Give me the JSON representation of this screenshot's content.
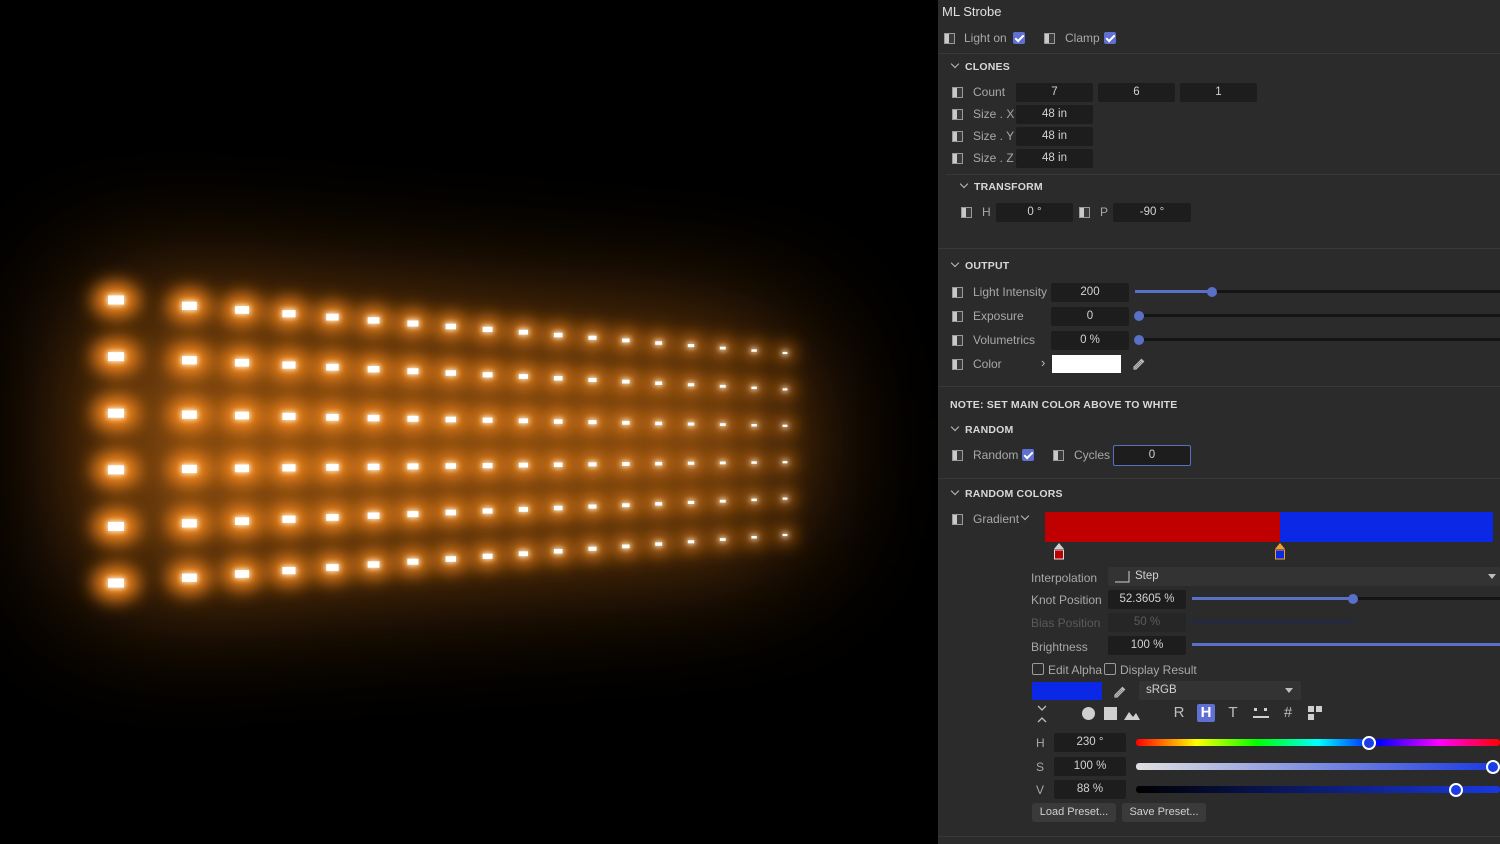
{
  "viewport": {
    "light_color": "#ff8c1a",
    "bulb_color": "#fff6d8",
    "grid_columns": 18,
    "grid_rows": 6
  },
  "panel": {
    "title": "ML Strobe",
    "light_on_label": "Light on",
    "light_on_checked": true,
    "clamp_label": "Clamp",
    "clamp_checked": true,
    "clones": {
      "header": "CLONES",
      "count_label": "Count",
      "count_values": [
        "7",
        "6",
        "1"
      ],
      "size_x_label": "Size . X",
      "size_x": "48 in",
      "size_y_label": "Size . Y",
      "size_y": "48 in",
      "size_z_label": "Size . Z",
      "size_z": "48 in"
    },
    "transform": {
      "header": "TRANSFORM",
      "h_label": "H",
      "h_value": "0 °",
      "p_label": "P",
      "p_value": "-90 °"
    },
    "output": {
      "header": "OUTPUT",
      "intensity_label": "Light Intensity",
      "intensity_value": "200",
      "intensity_slider": 0.21,
      "exposure_label": "Exposure",
      "exposure_value": "0",
      "volumetrics_label": "Volumetrics",
      "volumetrics_value": "0 %",
      "color_label": "Color",
      "color_swatch": "#ffffff"
    },
    "note": "NOTE: SET MAIN COLOR ABOVE TO WHITE",
    "random": {
      "header": "RANDOM",
      "random_label": "Random",
      "random_checked": true,
      "cycles_label": "Cycles",
      "cycles_value": "0"
    },
    "random_colors": {
      "header": "RANDOM COLORS",
      "gradient_label": "Gradient",
      "gradient_left_color": "#c00000",
      "gradient_right_color": "#0a28e6",
      "knot_position_fraction": 0.524,
      "interpolation_label": "Interpolation",
      "interpolation_value": "Step",
      "knot_position_label": "Knot Position",
      "knot_position_value": "52.3605 %",
      "bias_label": "Bias Position",
      "bias_value": "50 %",
      "brightness_label": "Brightness",
      "brightness_value": "100 %",
      "edit_alpha_label": "Edit Alpha",
      "display_result_label": "Display Result",
      "picker_swatch": "#0a28e6",
      "color_space": "sRGB",
      "mode_buttons": [
        "R",
        "H",
        "T",
        "#"
      ],
      "hsv": {
        "h_label": "H",
        "h_value": "230 °",
        "h_fraction": 0.64,
        "s_label": "S",
        "s_value": "100 %",
        "s_fraction": 1.0,
        "v_label": "V",
        "v_value": "88 %",
        "v_fraction": 0.88
      },
      "load_preset": "Load Preset...",
      "save_preset": "Save Preset..."
    }
  }
}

================================

§ AIM:
Find every line with the word "true" and state how many there are, with no other words.

§ RESPONSE TO THIS TASK:
3